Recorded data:
---
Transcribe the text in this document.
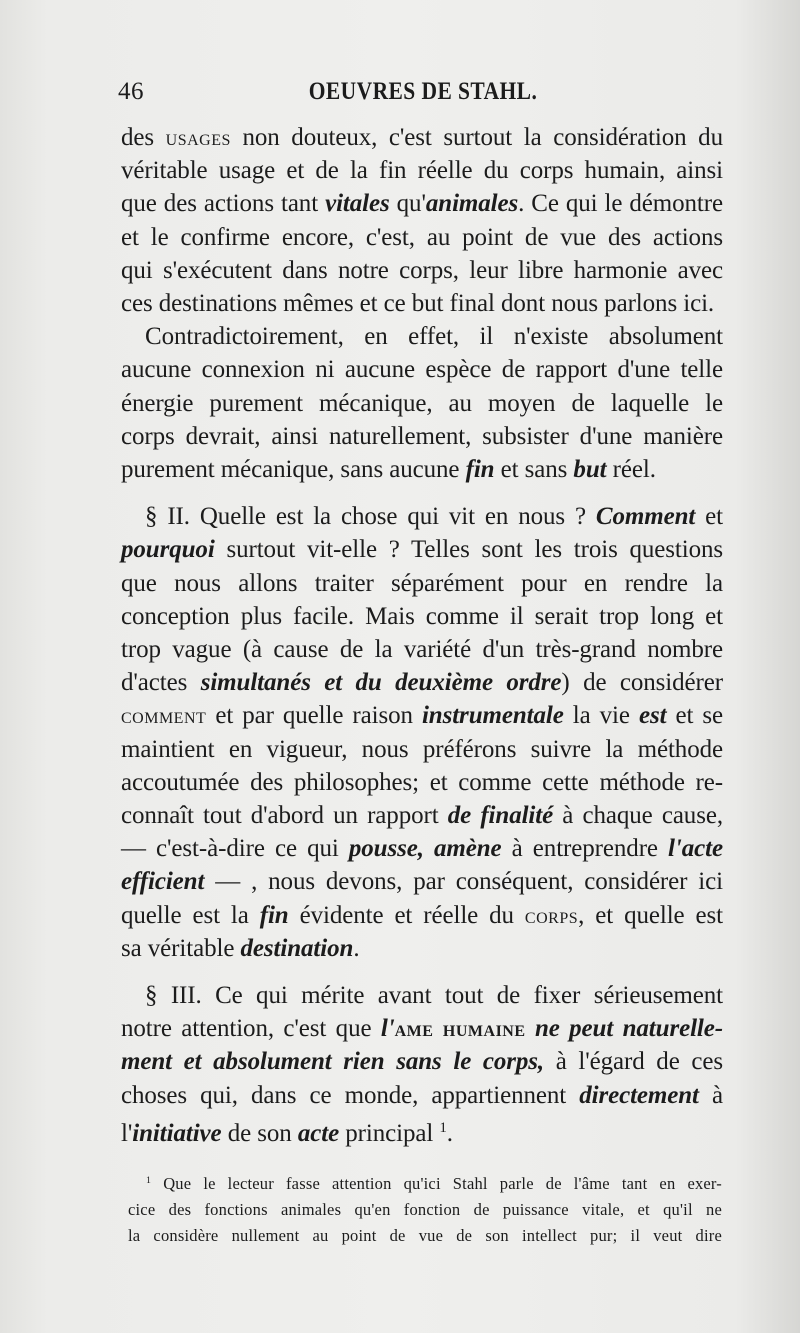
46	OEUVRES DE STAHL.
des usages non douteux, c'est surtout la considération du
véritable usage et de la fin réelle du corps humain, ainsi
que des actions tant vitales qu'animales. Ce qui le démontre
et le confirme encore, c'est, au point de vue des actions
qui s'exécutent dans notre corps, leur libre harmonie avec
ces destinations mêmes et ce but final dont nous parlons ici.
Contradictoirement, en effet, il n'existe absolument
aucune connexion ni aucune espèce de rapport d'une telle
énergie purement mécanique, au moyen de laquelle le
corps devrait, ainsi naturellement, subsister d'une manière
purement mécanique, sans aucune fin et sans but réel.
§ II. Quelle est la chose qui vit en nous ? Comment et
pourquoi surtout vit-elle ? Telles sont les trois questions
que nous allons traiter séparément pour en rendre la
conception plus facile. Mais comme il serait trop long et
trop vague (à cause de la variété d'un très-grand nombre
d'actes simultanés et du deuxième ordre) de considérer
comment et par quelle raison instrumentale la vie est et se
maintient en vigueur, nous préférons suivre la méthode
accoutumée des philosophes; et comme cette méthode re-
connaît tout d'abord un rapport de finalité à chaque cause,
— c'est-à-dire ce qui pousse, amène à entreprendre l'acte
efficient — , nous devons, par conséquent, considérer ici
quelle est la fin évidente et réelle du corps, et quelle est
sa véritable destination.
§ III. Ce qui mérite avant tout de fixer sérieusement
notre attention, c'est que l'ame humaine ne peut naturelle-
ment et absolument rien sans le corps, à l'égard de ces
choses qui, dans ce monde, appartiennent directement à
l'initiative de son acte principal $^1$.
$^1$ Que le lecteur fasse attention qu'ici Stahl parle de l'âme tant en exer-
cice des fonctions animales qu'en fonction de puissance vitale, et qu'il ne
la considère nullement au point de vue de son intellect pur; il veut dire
---
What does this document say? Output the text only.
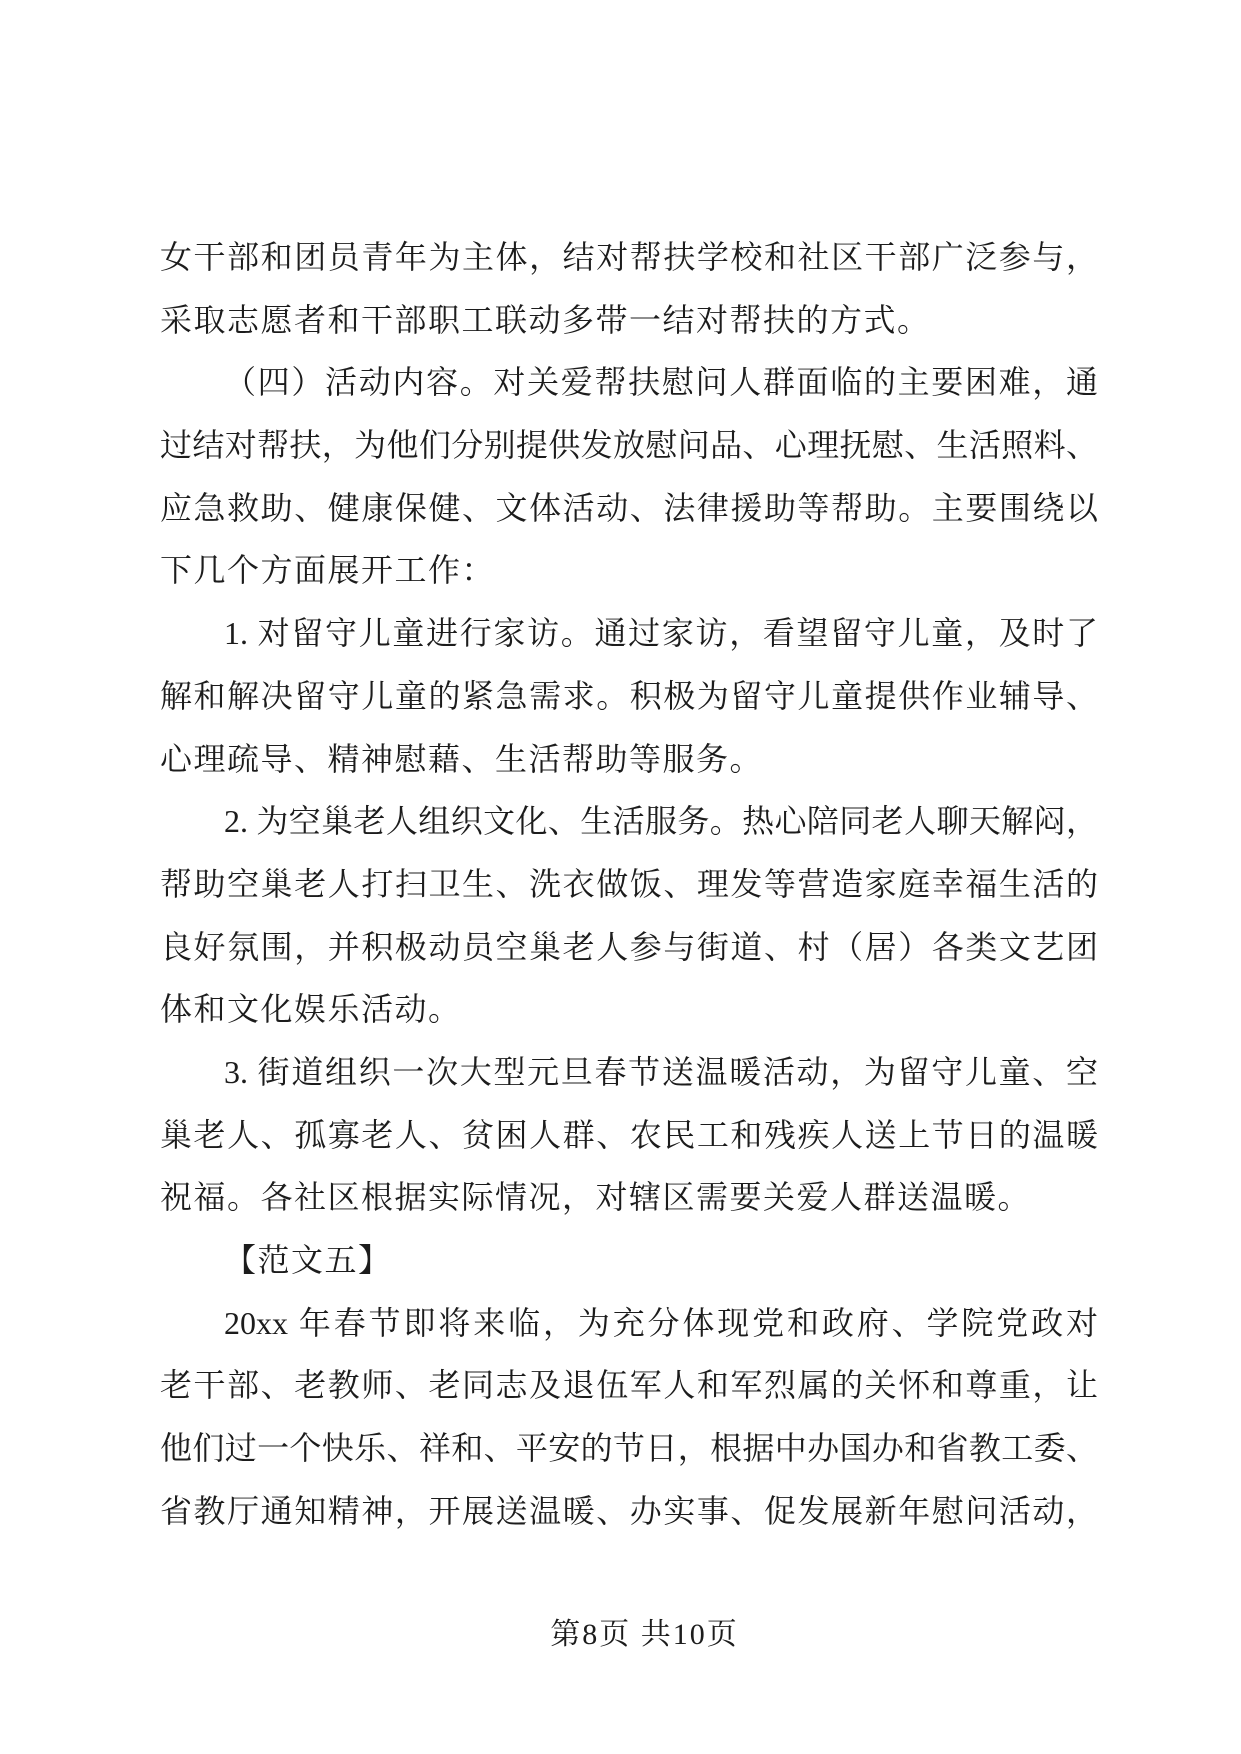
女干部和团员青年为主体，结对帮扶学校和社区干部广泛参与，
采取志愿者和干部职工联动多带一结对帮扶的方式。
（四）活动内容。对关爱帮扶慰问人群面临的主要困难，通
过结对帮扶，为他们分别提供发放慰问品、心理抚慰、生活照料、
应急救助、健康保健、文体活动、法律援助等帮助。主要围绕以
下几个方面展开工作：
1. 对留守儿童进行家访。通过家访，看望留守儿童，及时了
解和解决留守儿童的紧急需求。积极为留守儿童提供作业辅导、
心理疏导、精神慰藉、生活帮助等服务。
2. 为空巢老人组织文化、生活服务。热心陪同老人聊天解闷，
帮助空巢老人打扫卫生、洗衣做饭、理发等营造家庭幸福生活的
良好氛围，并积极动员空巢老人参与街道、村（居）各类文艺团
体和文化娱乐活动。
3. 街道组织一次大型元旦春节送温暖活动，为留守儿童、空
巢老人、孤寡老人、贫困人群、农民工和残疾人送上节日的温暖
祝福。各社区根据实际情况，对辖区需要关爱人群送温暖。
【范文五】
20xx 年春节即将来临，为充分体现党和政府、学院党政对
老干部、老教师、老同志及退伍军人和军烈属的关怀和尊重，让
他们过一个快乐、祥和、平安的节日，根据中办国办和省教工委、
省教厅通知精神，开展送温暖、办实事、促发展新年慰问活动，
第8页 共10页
---
### WORK INSTRUCTIONS
Compute how many lines include the string "aucune", then give that number by itself.

### RESULT
2